| TO BE DONE |
Scan the data below and pick out the lines containing the word "berdi".

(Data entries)
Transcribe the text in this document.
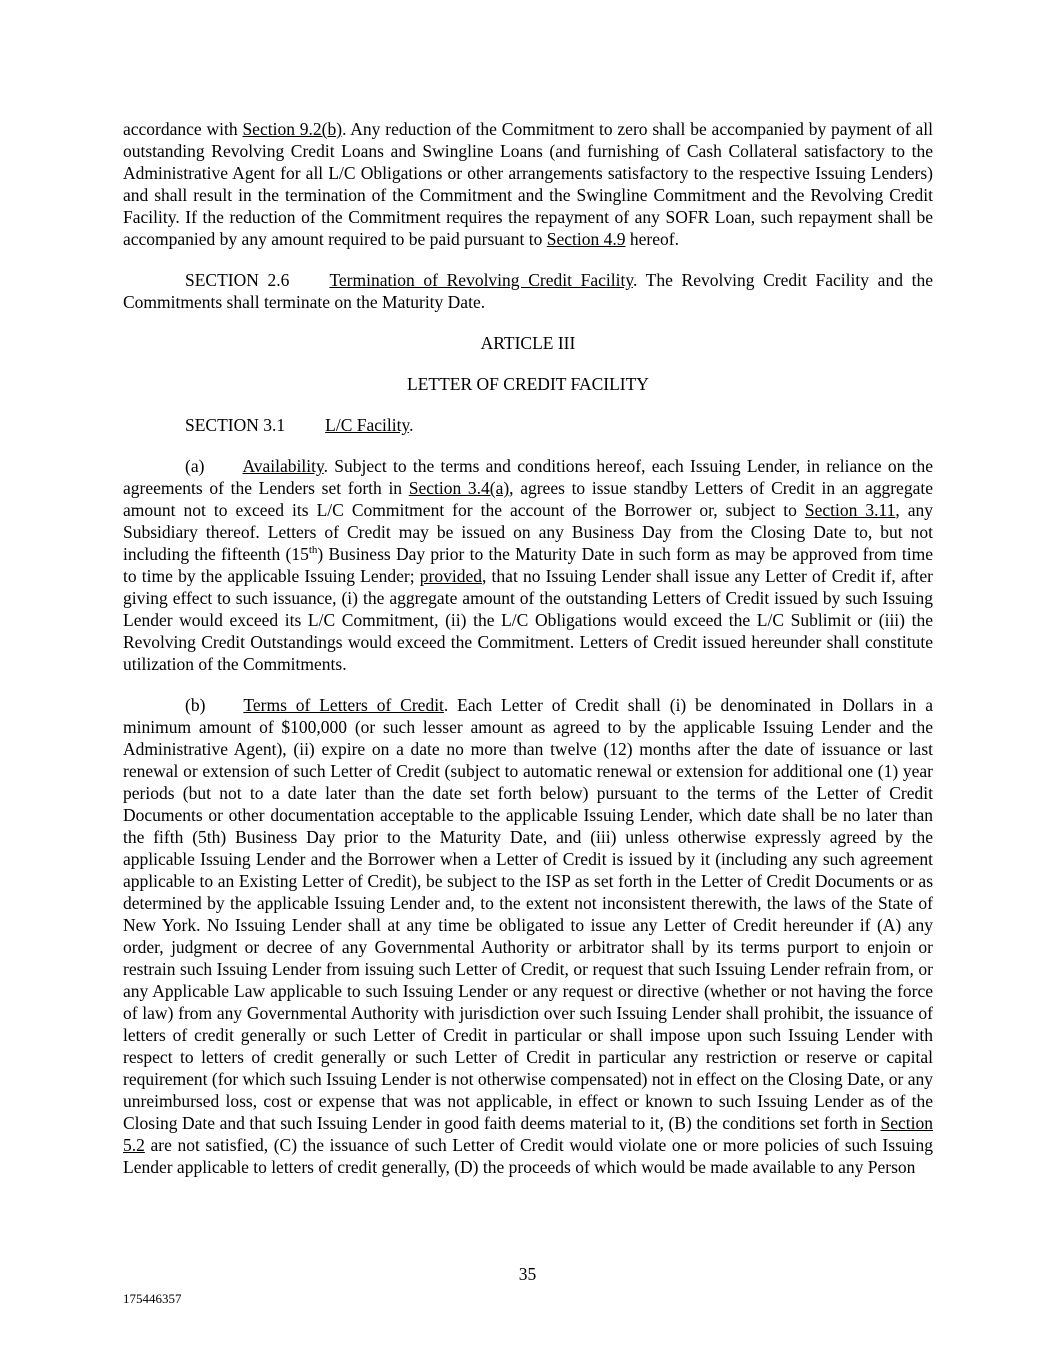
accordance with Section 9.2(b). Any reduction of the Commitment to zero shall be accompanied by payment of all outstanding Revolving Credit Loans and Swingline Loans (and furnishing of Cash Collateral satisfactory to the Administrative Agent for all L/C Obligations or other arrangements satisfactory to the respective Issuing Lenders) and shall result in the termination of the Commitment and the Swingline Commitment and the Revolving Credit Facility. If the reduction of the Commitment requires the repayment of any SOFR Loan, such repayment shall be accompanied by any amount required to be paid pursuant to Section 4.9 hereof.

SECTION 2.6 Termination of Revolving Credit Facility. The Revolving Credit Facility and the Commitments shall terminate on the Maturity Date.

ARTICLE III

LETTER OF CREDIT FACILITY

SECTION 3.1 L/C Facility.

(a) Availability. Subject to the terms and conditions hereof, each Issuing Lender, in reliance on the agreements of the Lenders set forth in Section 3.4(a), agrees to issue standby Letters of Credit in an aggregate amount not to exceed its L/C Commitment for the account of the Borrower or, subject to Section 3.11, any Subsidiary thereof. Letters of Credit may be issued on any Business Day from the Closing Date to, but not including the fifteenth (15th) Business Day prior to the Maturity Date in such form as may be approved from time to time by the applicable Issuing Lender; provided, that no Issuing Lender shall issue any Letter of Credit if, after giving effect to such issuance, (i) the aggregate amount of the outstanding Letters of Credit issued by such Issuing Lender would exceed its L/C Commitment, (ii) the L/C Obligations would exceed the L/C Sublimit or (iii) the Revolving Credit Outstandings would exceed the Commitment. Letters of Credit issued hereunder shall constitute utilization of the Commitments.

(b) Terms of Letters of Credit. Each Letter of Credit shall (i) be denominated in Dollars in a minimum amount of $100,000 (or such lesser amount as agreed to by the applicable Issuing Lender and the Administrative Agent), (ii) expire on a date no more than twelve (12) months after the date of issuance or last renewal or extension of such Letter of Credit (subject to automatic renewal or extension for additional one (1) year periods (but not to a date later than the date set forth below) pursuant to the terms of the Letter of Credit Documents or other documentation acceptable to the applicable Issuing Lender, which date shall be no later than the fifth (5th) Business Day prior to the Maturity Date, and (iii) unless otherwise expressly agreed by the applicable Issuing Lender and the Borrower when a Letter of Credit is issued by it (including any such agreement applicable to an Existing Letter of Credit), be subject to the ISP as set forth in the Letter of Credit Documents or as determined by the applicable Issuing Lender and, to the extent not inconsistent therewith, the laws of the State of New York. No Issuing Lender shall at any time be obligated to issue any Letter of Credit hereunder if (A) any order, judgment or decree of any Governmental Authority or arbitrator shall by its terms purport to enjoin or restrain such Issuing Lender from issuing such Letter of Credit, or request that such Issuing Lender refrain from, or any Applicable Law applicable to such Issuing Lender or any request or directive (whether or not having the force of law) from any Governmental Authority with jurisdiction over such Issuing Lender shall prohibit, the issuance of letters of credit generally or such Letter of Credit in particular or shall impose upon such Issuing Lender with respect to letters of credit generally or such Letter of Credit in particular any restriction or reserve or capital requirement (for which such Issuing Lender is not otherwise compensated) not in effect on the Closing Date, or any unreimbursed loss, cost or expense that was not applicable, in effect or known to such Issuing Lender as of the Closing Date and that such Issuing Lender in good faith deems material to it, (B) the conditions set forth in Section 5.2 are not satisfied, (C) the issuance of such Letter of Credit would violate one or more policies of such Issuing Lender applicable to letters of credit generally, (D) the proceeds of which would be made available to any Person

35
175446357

* * *

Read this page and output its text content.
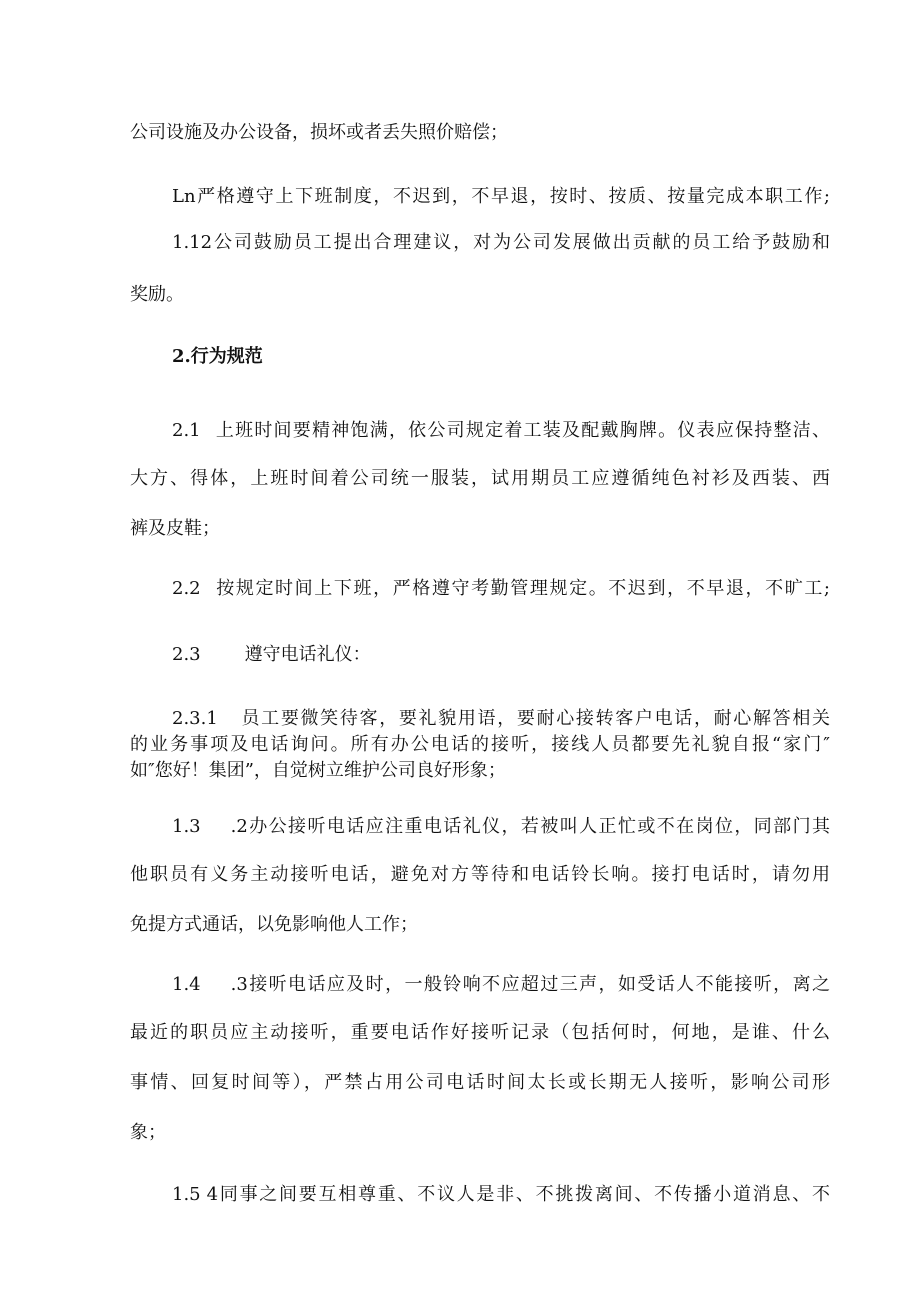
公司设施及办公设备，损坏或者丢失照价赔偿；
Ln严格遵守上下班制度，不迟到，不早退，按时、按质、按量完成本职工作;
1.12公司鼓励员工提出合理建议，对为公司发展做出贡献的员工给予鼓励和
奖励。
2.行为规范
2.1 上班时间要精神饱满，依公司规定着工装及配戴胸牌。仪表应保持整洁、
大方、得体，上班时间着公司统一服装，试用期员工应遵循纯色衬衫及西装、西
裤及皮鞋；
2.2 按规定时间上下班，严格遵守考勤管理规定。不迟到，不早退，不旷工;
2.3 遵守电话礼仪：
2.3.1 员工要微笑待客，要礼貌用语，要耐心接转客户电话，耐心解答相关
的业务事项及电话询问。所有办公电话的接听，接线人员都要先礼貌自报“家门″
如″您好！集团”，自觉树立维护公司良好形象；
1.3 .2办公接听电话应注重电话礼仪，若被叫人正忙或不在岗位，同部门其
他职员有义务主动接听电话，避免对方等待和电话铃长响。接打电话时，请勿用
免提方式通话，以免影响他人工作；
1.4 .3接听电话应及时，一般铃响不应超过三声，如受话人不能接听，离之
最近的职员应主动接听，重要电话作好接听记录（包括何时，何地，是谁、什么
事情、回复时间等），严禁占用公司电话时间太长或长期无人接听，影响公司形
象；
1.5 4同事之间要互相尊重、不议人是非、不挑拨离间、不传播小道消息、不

---

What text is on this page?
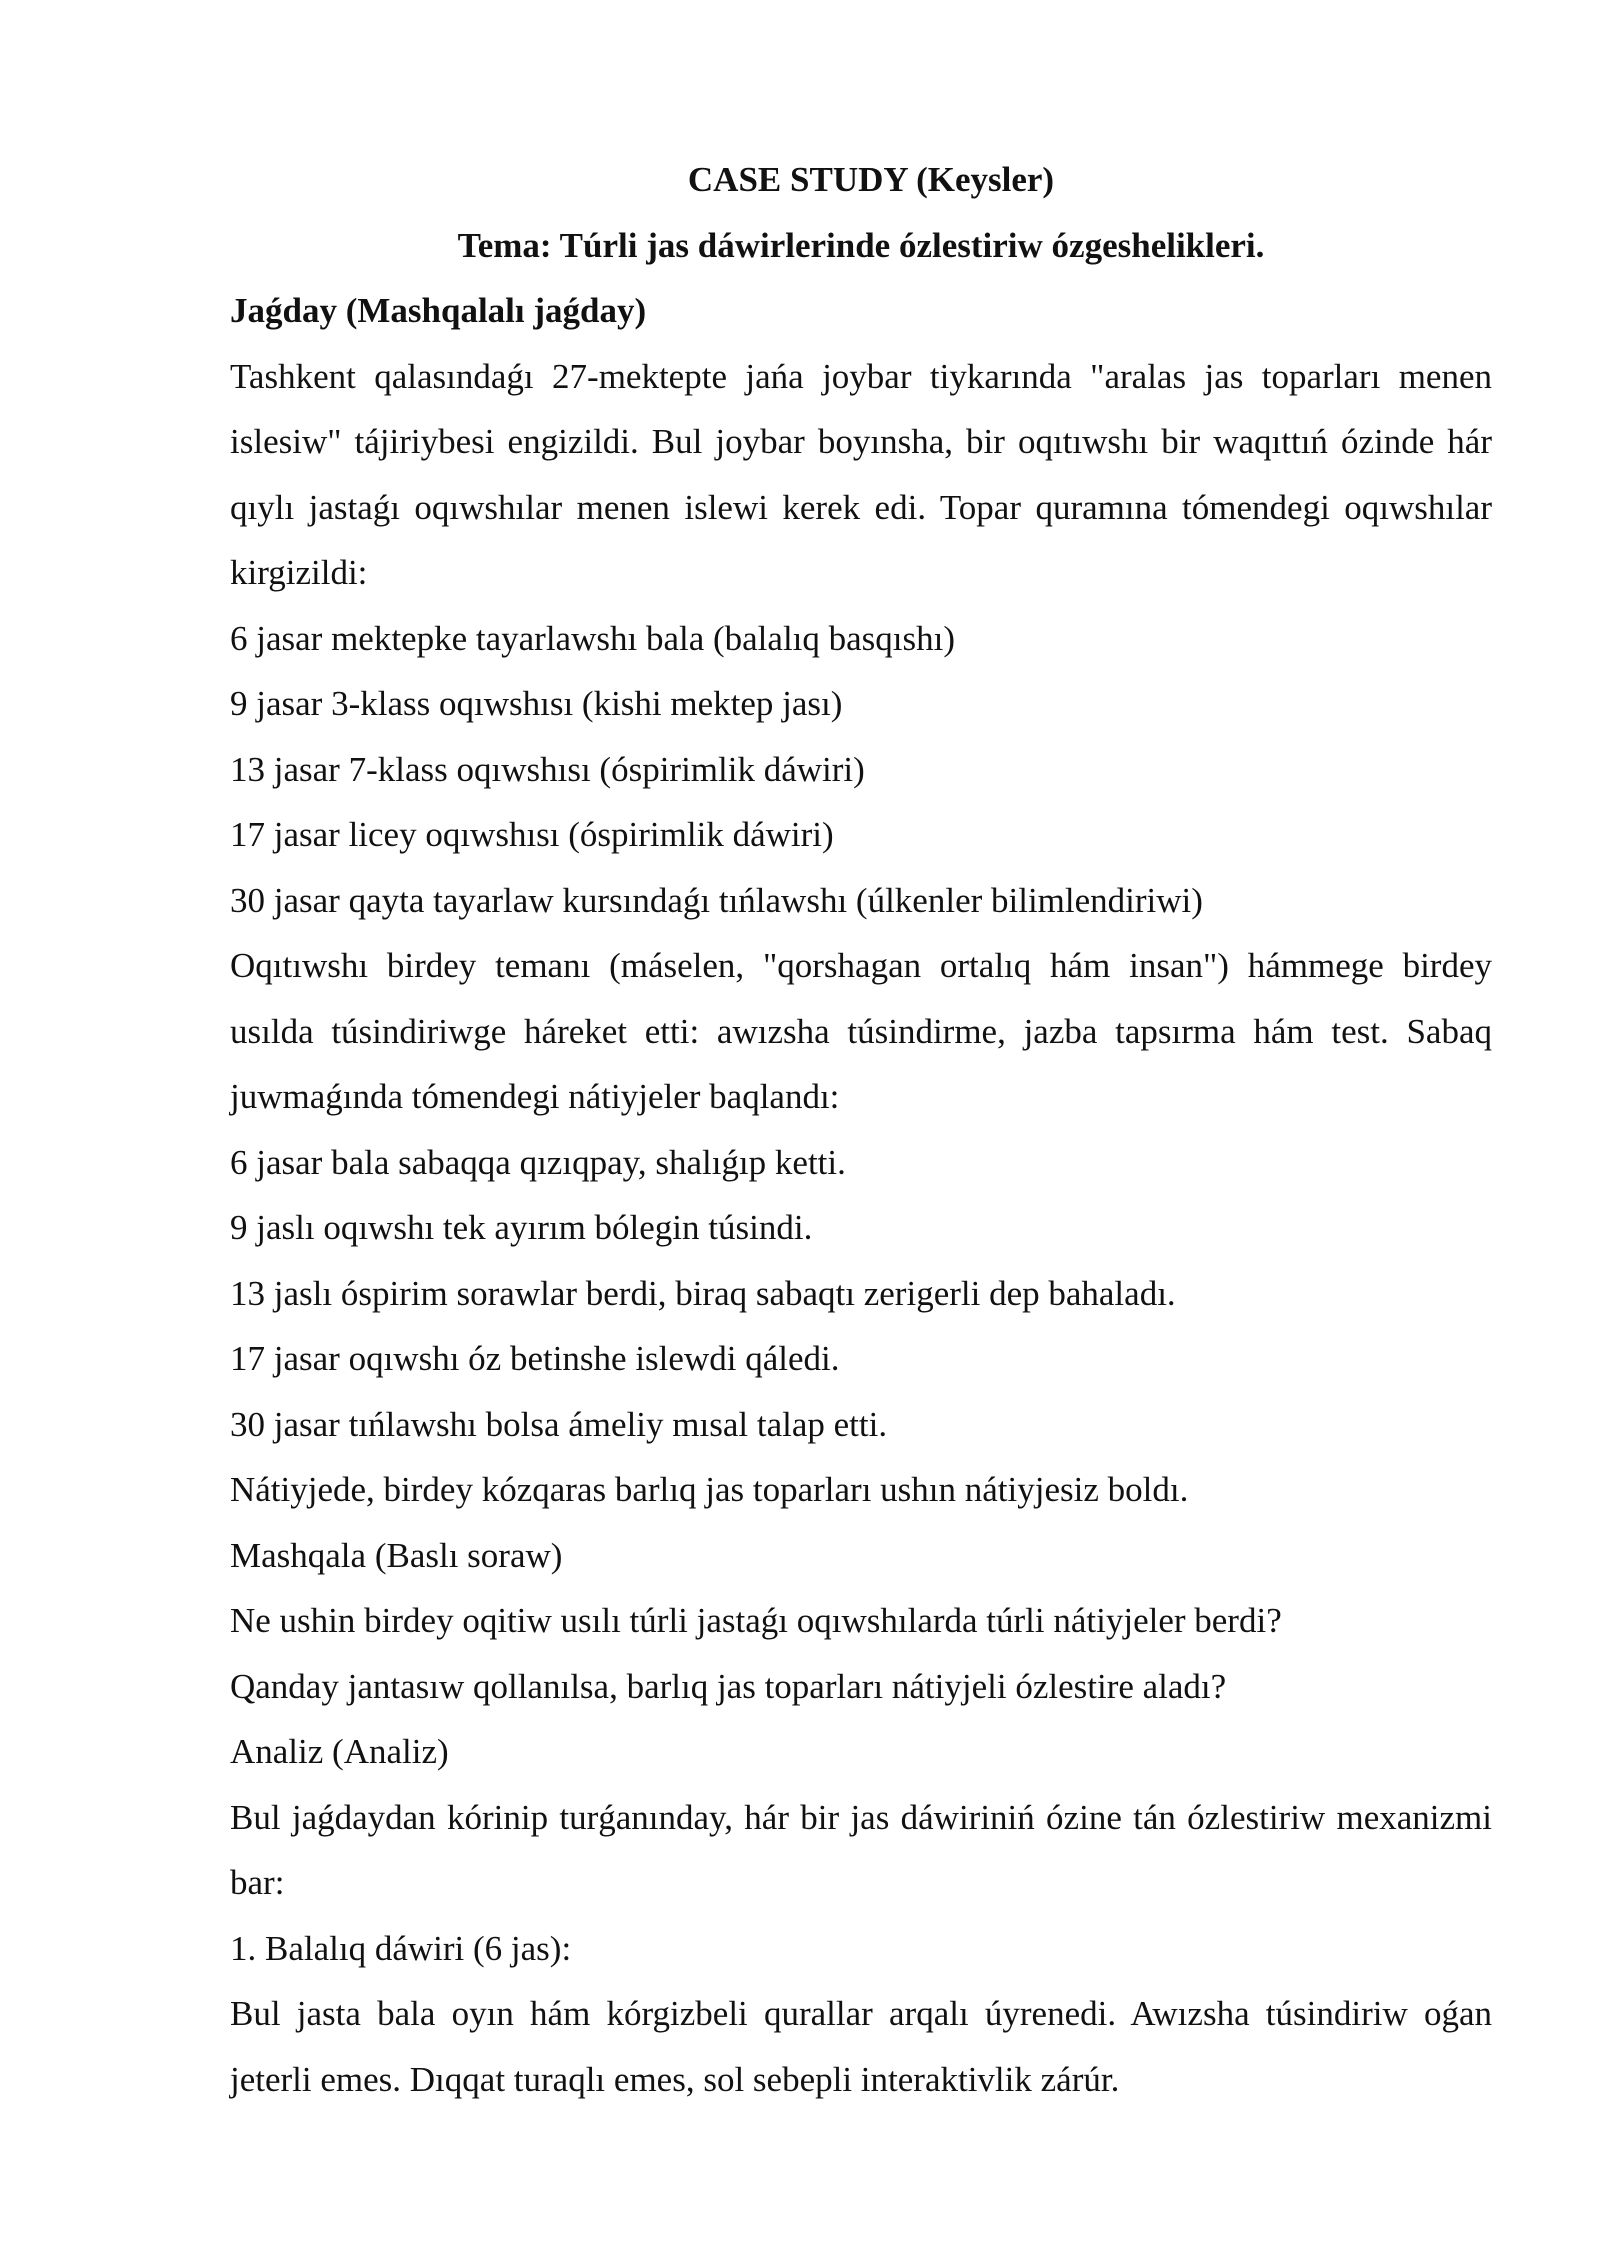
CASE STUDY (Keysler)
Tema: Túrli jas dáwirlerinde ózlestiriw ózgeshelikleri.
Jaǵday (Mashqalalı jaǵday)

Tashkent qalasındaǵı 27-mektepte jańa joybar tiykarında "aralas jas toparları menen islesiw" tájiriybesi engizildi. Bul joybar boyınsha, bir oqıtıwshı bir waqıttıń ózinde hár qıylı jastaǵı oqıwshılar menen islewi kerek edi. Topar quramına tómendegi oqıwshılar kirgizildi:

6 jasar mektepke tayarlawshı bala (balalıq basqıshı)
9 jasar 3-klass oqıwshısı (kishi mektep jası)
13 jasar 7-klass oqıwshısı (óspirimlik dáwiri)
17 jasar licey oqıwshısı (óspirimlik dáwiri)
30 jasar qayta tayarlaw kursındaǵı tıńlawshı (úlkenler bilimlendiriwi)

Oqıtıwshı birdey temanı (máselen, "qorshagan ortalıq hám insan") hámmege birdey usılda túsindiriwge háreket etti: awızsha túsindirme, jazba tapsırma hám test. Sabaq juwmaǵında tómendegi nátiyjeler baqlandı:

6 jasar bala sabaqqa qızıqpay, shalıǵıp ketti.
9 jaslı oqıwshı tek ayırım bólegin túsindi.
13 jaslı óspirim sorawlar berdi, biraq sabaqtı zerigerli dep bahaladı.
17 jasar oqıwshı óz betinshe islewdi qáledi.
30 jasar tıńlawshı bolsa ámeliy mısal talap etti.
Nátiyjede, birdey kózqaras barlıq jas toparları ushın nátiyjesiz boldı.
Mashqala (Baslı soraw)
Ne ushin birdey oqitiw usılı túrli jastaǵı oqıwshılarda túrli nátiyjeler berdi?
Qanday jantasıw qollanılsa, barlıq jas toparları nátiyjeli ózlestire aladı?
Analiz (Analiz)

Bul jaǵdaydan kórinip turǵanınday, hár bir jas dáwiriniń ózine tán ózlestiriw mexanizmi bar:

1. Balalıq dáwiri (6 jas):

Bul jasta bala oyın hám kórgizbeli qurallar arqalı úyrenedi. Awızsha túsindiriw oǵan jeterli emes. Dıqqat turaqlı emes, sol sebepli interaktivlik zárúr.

| SOLUTION FOR THIS PROBLEM |
13 jaslı óspirim sorawlar berdi, biraq sabaqtı zerigerli dep bahaladı.
Ne ushin birdey oqitiw usılı túrli jastaǵı oqıwshılarda túrli nátiyjeler berdi?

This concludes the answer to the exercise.